_Aim_. Produce the listing below again, exactly as shown.

┄┄┄┄┄┄┄┄┄┄┄┄┄┄┄┄┄┄┄┄

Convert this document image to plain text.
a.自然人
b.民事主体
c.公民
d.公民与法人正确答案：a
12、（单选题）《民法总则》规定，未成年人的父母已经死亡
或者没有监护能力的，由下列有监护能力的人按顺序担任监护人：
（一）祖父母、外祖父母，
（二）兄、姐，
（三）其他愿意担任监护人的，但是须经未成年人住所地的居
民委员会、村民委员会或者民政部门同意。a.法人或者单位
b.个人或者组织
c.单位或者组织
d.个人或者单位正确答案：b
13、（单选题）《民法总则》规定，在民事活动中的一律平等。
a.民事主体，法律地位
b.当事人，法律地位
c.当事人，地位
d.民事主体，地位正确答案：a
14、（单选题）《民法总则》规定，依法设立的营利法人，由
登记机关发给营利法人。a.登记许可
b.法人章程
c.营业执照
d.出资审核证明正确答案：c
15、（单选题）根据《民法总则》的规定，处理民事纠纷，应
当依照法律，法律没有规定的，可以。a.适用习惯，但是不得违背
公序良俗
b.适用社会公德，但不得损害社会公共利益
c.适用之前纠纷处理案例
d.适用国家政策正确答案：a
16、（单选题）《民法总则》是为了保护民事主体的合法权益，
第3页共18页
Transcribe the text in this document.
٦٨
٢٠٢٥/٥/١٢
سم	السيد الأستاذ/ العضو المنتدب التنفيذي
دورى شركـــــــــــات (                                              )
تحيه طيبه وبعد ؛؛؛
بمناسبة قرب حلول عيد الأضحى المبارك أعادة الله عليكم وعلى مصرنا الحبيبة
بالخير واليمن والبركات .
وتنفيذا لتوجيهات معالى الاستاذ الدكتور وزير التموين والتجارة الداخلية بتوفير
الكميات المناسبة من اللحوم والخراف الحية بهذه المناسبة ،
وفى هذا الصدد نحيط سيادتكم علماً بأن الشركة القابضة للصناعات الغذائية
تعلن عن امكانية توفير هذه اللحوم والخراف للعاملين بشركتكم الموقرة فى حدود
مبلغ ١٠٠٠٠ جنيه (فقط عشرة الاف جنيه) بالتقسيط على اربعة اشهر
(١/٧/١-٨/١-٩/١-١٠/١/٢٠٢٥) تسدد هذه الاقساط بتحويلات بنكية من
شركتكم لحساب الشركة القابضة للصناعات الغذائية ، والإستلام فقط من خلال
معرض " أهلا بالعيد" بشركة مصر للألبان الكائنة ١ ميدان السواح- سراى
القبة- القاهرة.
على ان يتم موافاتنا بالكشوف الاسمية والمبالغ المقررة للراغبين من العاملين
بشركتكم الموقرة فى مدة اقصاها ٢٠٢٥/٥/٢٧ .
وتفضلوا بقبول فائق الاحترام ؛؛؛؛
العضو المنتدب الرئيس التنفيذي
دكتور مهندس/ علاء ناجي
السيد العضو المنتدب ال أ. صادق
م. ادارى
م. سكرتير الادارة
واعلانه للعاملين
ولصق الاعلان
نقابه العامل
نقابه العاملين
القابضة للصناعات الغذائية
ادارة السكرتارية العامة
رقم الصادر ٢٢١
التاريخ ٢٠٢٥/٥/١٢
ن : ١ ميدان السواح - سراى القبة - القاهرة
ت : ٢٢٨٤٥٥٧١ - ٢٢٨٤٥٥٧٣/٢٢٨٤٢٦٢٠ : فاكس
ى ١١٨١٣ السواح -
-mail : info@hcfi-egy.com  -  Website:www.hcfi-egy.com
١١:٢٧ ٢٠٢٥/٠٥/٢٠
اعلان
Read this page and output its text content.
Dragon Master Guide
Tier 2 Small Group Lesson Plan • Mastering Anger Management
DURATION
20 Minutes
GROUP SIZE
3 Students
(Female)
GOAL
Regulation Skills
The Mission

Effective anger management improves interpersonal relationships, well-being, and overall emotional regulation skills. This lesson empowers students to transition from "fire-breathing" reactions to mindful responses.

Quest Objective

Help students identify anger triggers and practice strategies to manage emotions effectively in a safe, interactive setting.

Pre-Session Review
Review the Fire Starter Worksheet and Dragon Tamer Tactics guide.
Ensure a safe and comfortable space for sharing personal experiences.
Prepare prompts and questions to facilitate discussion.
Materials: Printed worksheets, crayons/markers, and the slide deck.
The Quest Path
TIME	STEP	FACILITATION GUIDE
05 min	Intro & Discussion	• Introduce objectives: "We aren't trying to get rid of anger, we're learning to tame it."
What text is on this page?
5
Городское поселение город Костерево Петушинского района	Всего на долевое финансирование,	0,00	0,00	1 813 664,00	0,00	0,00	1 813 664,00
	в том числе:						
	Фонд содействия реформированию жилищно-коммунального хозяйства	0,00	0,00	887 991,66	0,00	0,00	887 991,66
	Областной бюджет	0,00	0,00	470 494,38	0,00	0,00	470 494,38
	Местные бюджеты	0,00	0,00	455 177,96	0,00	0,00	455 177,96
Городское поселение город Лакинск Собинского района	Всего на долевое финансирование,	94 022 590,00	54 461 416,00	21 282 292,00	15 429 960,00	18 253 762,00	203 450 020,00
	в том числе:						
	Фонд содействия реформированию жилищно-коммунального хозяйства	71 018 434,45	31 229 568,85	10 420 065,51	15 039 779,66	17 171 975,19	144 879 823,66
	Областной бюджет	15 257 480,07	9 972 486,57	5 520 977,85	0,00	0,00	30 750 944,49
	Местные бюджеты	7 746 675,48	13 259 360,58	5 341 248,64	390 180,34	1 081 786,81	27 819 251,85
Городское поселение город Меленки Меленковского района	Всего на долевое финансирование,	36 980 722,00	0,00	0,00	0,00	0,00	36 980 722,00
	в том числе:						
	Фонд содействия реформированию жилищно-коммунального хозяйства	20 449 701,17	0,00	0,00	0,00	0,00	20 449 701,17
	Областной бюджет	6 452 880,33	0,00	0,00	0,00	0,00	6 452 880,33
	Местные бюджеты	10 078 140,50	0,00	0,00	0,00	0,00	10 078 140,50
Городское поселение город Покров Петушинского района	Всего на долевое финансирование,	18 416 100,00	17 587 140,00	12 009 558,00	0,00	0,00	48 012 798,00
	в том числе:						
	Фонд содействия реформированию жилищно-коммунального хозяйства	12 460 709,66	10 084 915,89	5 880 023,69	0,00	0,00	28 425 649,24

┄┄┄┄┄┄┄┄┄┄┄┄┄┄┄┄┄┄┄┄

_Completed task_.
Convert this document image to plain text.
a.自然人
b.民事主体
c.公民
d.公民与法人正确答案：a
12、（单选题）《民法总则》规定，未成年人的父母已经死亡
或者没有监护能力的，由下列有监护能力的人按顺序担任监护人：
（一）祖父母、外祖父母，
（二）兄、姐，
（三）其他愿意担任监护人的，但是须经未成年人住所地的居
民委员会、村民委员会或者民政部门同意。a.法人或者单位
b.个人或者组织
c.单位或者组织
d.个人或者单位正确答案：b
13、（单选题）《民法总则》规定，在民事活动中的一律平等。
a.民事主体，法律地位
b.当事人，法律地位
c.当事人，地位
d.民事主体，地位正确答案：a
14、（单选题）《民法总则》规定，依法设立的营利法人，由
登记机关发给营利法人。a.登记许可
b.法人章程
c.营业执照
d.出资审核证明正确答案：c
15、（单选题）根据《民法总则》的规定，处理民事纠纷，应
当依照法律，法律没有规定的，可以。a.适用习惯，但是不得违背
公序良俗
b.适用社会公德，但不得损害社会公共利益
c.适用之前纠纷处理案例
d.适用国家政策正确答案：a
16、（单选题）《民法总则》是为了保护民事主体的合法权益，
第3页共18页
Transcribe the text in this document.
٦٨
٢٠٢٥/٥/١٢
سم	السيد الأستاذ/ العضو المنتدب التنفيذي
دورى شركـــــــــــات (                                              )
تحيه طيبه وبعد ؛؛؛
بمناسبة قرب حلول عيد الأضحى المبارك أعادة الله عليكم وعلى مصرنا الحبيبة
بالخير واليمن والبركات .
وتنفيذا لتوجيهات معالى الاستاذ الدكتور وزير التموين والتجارة الداخلية بتوفير
الكميات المناسبة من اللحوم والخراف الحية بهذه المناسبة ،
وفى هذا الصدد نحيط سيادتكم علماً بأن الشركة القابضة للصناعات الغذائية
تعلن عن امكانية توفير هذه اللحوم والخراف للعاملين بشركتكم الموقرة فى حدود
مبلغ ١٠٠٠٠ جنيه (فقط عشرة الاف جنيه) بالتقسيط على اربعة اشهر
(١/٧/١-٨/١-٩/١-١٠/١/٢٠٢٥) تسدد هذه الاقساط بتحويلات بنكية من
شركتكم لحساب الشركة القابضة للصناعات الغذائية ، والإستلام فقط من خلال
معرض " أهلا بالعيد" بشركة مصر للألبان الكائنة ١ ميدان السواح- سراى
القبة- القاهرة.
على ان يتم موافاتنا بالكشوف الاسمية والمبالغ المقررة للراغبين من العاملين
بشركتكم الموقرة فى مدة اقصاها ٢٠٢٥/٥/٢٧ .
وتفضلوا بقبول فائق الاحترام ؛؛؛؛
العضو المنتدب الرئيس التنفيذي
دكتور مهندس/ علاء ناجي
السيد العضو المنتدب ال أ. صادق
م. ادارى
م. سكرتير الادارة
واعلانه للعاملين
ولصق الاعلان
نقابه العامل
نقابه العاملين
القابضة للصناعات الغذائية
ادارة السكرتارية العامة
رقم الصادر ٢٢١
التاريخ ٢٠٢٥/٥/١٢
ن : ١ ميدان السواح - سراى القبة - القاهرة
ت : ٢٢٨٤٥٥٧١ - ٢٢٨٤٥٥٧٣/٢٢٨٤٢٦٢٠ : فاكس
ى ١١٨١٣ السواح -
-mail : info@hcfi-egy.com  -  Website:www.hcfi-egy.com
١١:٢٧ ٢٠٢٥/٠٥/٢٠
اعلان
Read this page and output its text content.
Dragon Master Guide
Tier 2 Small Group Lesson Plan • Mastering Anger Management
DURATION
20 Minutes
GROUP SIZE
3 Students
(Female)
GOAL
Regulation Skills
The Mission

Effective anger management improves interpersonal relationships, well-being, and overall emotional regulation skills. This lesson empowers students to transition from "fire-breathing" reactions to mindful responses.

Quest Objective

Help students identify anger triggers and practice strategies to manage emotions effectively in a safe, interactive setting.

Pre-Session Review
Review the Fire Starter Worksheet and Dragon Tamer Tactics guide.
Ensure a safe and comfortable space for sharing personal experiences.
Prepare prompts and questions to facilitate discussion.
Materials: Printed worksheets, crayons/markers, and the slide deck.
The Quest Path
TIME	STEP	FACILITATION GUIDE
05 min	Intro & Discussion	• Introduce objectives: "We aren't trying to get rid of anger, we're learning to tame it."
What text is on this page?
5
Городское поселение город Костерево Петушинского района	Всего на долевое финансирование,	0,00	0,00	1 813 664,00	0,00	0,00	1 813 664,00
	в том числе:						
	Фонд содействия реформированию жилищно-коммунального хозяйства	0,00	0,00	887 991,66	0,00	0,00	887 991,66
	Областной бюджет	0,00	0,00	470 494,38	0,00	0,00	470 494,38
	Местные бюджеты	0,00	0,00	455 177,96	0,00	0,00	455 177,96
Городское поселение город Лакинск Собинского района	Всего на долевое финансирование,	94 022 590,00	54 461 416,00	21 282 292,00	15 429 960,00	18 253 762,00	203 450 020,00
	в том числе:						
	Фонд содействия реформированию жилищно-коммунального хозяйства	71 018 434,45	31 229 568,85	10 420 065,51	15 039 779,66	17 171 975,19	144 879 823,66
	Областной бюджет	15 257 480,07	9 972 486,57	5 520 977,85	0,00	0,00	30 750 944,49
	Местные бюджеты	7 746 675,48	13 259 360,58	5 341 248,64	390 180,34	1 081 786,81	27 819 251,85
Городское поселение город Меленки Меленковского района	Всего на долевое финансирование,	36 980 722,00	0,00	0,00	0,00	0,00	36 980 722,00
	в том числе:						
	Фонд содействия реформированию жилищно-коммунального хозяйства	20 449 701,17	0,00	0,00	0,00	0,00	20 449 701,17
	Областной бюджет	6 452 880,33	0,00	0,00	0,00	0,00	6 452 880,33
	Местные бюджеты	10 078 140,50	0,00	0,00	0,00	0,00	10 078 140,50
Городское поселение город Покров Петушинского района	Всего на долевое финансирование,	18 416 100,00	17 587 140,00	12 009 558,00	0,00	0,00	48 012 798,00
	в том числе:						
	Фонд содействия реформированию жилищно-коммунального хозяйства	12 460 709,66	10 084 915,89	5 880 023,69	0,00	0,00	28 425 649,24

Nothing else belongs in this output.